SHORT EXERCISE:
Reproduce the listing below character for character; drop every image.

— Start AVAILABLE DATA —

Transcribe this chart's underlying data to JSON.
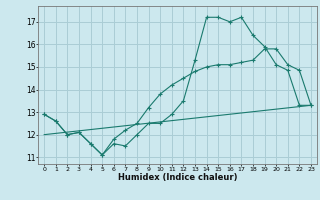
{
  "xlabel": "Humidex (Indice chaleur)",
  "bg_color": "#cce8ee",
  "grid_color": "#aacdd5",
  "line_color": "#1a7a6e",
  "xlim": [
    -0.5,
    23.5
  ],
  "ylim": [
    10.7,
    17.7
  ],
  "yticks": [
    11,
    12,
    13,
    14,
    15,
    16,
    17
  ],
  "xticks": [
    0,
    1,
    2,
    3,
    4,
    5,
    6,
    7,
    8,
    9,
    10,
    11,
    12,
    13,
    14,
    15,
    16,
    17,
    18,
    19,
    20,
    21,
    22,
    23
  ],
  "line1_x": [
    0,
    1,
    2,
    3,
    4,
    5,
    6,
    7,
    8,
    9,
    10,
    11,
    12,
    13,
    14,
    15,
    16,
    17,
    18,
    19,
    20,
    21,
    22,
    23
  ],
  "line1_y": [
    12.9,
    12.6,
    12.0,
    12.1,
    11.6,
    11.1,
    11.6,
    11.5,
    12.0,
    12.5,
    12.5,
    12.9,
    13.5,
    15.3,
    17.2,
    17.2,
    17.0,
    17.2,
    16.4,
    15.9,
    15.1,
    14.85,
    13.3,
    13.3
  ],
  "line2_x": [
    0,
    1,
    2,
    3,
    4,
    5,
    6,
    7,
    8,
    9,
    10,
    11,
    12,
    13,
    14,
    15,
    16,
    17,
    18,
    19,
    20,
    21,
    22,
    23
  ],
  "line2_y": [
    12.9,
    12.6,
    12.0,
    12.1,
    11.6,
    11.1,
    11.8,
    12.2,
    12.5,
    13.2,
    13.8,
    14.2,
    14.5,
    14.8,
    15.0,
    15.1,
    15.1,
    15.2,
    15.3,
    15.8,
    15.8,
    15.1,
    14.85,
    13.3
  ],
  "line3_x": [
    0,
    23
  ],
  "line3_y": [
    12.0,
    13.3
  ]
}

— End AVAILABLE DATA —

EXERCISE RESPONSE:
Transcribe this chart's underlying data to JSON.
{
  "xlabel": "Humidex (Indice chaleur)",
  "bg_color": "#cce8ee",
  "grid_color": "#aacdd5",
  "line_color": "#1a7a6e",
  "xlim": [
    -0.5,
    23.5
  ],
  "ylim": [
    10.7,
    17.7
  ],
  "yticks": [
    11,
    12,
    13,
    14,
    15,
    16,
    17
  ],
  "xticks": [
    0,
    1,
    2,
    3,
    4,
    5,
    6,
    7,
    8,
    9,
    10,
    11,
    12,
    13,
    14,
    15,
    16,
    17,
    18,
    19,
    20,
    21,
    22,
    23
  ],
  "line1_x": [
    0,
    1,
    2,
    3,
    4,
    5,
    6,
    7,
    8,
    9,
    10,
    11,
    12,
    13,
    14,
    15,
    16,
    17,
    18,
    19,
    20,
    21,
    22,
    23
  ],
  "line1_y": [
    12.9,
    12.6,
    12.0,
    12.1,
    11.6,
    11.1,
    11.6,
    11.5,
    12.0,
    12.5,
    12.5,
    12.9,
    13.5,
    15.3,
    17.2,
    17.2,
    17.0,
    17.2,
    16.4,
    15.9,
    15.1,
    14.85,
    13.3,
    13.3
  ],
  "line2_x": [
    0,
    1,
    2,
    3,
    4,
    5,
    6,
    7,
    8,
    9,
    10,
    11,
    12,
    13,
    14,
    15,
    16,
    17,
    18,
    19,
    20,
    21,
    22,
    23
  ],
  "line2_y": [
    12.9,
    12.6,
    12.0,
    12.1,
    11.6,
    11.1,
    11.8,
    12.2,
    12.5,
    13.2,
    13.8,
    14.2,
    14.5,
    14.8,
    15.0,
    15.1,
    15.1,
    15.2,
    15.3,
    15.8,
    15.8,
    15.1,
    14.85,
    13.3
  ],
  "line3_x": [
    0,
    23
  ],
  "line3_y": [
    12.0,
    13.3
  ]
}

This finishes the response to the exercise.